-- Task description --
Exactly as they appear, output all of the entries.

-- Provided records --
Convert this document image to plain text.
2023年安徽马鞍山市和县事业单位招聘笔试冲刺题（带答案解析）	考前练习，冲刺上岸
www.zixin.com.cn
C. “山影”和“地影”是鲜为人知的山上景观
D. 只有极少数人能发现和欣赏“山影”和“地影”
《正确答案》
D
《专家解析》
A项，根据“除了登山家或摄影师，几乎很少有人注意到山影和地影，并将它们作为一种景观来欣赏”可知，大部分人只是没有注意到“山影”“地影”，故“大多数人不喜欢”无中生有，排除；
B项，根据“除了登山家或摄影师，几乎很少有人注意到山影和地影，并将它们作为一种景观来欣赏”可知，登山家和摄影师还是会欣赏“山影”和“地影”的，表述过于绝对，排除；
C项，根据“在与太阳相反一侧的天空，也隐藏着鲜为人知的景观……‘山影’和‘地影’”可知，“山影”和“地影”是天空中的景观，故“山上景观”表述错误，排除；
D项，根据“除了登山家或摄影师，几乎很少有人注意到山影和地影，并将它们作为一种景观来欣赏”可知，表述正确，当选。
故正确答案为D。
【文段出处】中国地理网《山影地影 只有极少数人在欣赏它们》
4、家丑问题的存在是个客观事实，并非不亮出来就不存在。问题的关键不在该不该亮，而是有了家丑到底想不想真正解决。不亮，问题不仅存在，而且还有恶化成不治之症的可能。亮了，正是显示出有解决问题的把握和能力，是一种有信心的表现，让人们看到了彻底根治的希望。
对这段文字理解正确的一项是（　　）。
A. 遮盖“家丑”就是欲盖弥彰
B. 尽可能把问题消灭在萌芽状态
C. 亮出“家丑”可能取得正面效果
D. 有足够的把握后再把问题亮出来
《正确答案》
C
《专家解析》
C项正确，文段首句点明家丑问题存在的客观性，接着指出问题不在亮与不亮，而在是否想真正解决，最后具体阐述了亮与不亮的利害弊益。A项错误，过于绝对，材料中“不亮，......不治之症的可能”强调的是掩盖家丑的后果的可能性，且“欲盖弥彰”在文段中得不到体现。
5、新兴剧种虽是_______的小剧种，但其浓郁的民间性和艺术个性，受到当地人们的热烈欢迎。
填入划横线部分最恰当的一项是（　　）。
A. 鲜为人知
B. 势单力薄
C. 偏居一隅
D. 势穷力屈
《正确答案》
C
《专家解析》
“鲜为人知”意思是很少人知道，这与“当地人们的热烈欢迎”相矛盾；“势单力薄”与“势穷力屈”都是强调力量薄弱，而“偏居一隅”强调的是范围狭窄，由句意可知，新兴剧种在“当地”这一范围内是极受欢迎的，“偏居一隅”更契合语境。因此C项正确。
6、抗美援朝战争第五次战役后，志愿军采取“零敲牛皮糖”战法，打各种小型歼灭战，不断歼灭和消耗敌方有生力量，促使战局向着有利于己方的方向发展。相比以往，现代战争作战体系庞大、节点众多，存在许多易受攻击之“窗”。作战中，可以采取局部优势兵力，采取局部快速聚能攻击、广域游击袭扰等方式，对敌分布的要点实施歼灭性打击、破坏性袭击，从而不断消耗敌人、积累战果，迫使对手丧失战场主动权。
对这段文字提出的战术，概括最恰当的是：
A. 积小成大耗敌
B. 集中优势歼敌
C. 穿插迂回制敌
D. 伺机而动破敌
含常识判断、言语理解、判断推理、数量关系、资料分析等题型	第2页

-- Reply --
Convert this document image to plain text.
2023年安徽马鞍山市和县事业单位招聘笔试冲刺题（带答案解析）	考前练习，冲刺上岸
www.zixin.com.cn
C. “山影”和“地影”是鲜为人知的山上景观
D. 只有极少数人能发现和欣赏“山影”和“地影”
《正确答案》
D
《专家解析》
A项，根据“除了登山家或摄影师，几乎很少有人注意到山影和地影，并将它们作为一种景观来欣赏”可知，大部分人只是没有注意到“山影”“地影”，故“大多数人不喜欢”无中生有，排除；
B项，根据“除了登山家或摄影师，几乎很少有人注意到山影和地影，并将它们作为一种景观来欣赏”可知，登山家和摄影师还是会欣赏“山影”和“地影”的，表述过于绝对，排除；
C项，根据“在与太阳相反一侧的天空，也隐藏着鲜为人知的景观……‘山影’和‘地影’”可知，“山影”和“地影”是天空中的景观，故“山上景观”表述错误，排除；
D项，根据“除了登山家或摄影师，几乎很少有人注意到山影和地影，并将它们作为一种景观来欣赏”可知，表述正确，当选。
故正确答案为D。
【文段出处】中国地理网《山影地影 只有极少数人在欣赏它们》
4、家丑问题的存在是个客观事实，并非不亮出来就不存在。问题的关键不在该不该亮，而是有了家丑到底想不想真正解决。不亮，问题不仅存在，而且还有恶化成不治之症的可能。亮了，正是显示出有解决问题的把握和能力，是一种有信心的表现，让人们看到了彻底根治的希望。
对这段文字理解正确的一项是（　　）。
A. 遮盖“家丑”就是欲盖弥彰
B. 尽可能把问题消灭在萌芽状态
C. 亮出“家丑”可能取得正面效果
D. 有足够的把握后再把问题亮出来
《正确答案》
C
《专家解析》
C项正确，文段首句点明家丑问题存在的客观性，接着指出问题不在亮与不亮，而在是否想真正解决，最后具体阐述了亮与不亮的利害弊益。A项错误，过于绝对，材料中“不亮，......不治之症的可能”强调的是掩盖家丑的后果的可能性，且“欲盖弥彰”在文段中得不到体现。
5、新兴剧种虽是_______的小剧种，但其浓郁的民间性和艺术个性，受到当地人们的热烈欢迎。
填入划横线部分最恰当的一项是（　　）。
A. 鲜为人知
B. 势单力薄
C. 偏居一隅
D. 势穷力屈
《正确答案》
C
《专家解析》
“鲜为人知”意思是很少人知道，这与“当地人们的热烈欢迎”相矛盾；“势单力薄”与“势穷力屈”都是强调力量薄弱，而“偏居一隅”强调的是范围狭窄，由句意可知，新兴剧种在“当地”这一范围内是极受欢迎的，“偏居一隅”更契合语境。因此C项正确。
6、抗美援朝战争第五次战役后，志愿军采取“零敲牛皮糖”战法，打各种小型歼灭战，不断歼灭和消耗敌方有生力量，促使战局向着有利于己方的方向发展。相比以往，现代战争作战体系庞大、节点众多，存在许多易受攻击之“窗”。作战中，可以采取局部优势兵力，采取局部快速聚能攻击、广域游击袭扰等方式，对敌分布的要点实施歼灭性打击、破坏性袭击，从而不断消耗敌人、积累战果，迫使对手丧失战场主动权。
对这段文字提出的战术，概括最恰当的是：
A. 积小成大耗敌
B. 集中优势歼敌
C. 穿插迂回制敌
D. 伺机而动破敌
含常识判断、言语理解、判断推理、数量关系、资料分析等题型	第2页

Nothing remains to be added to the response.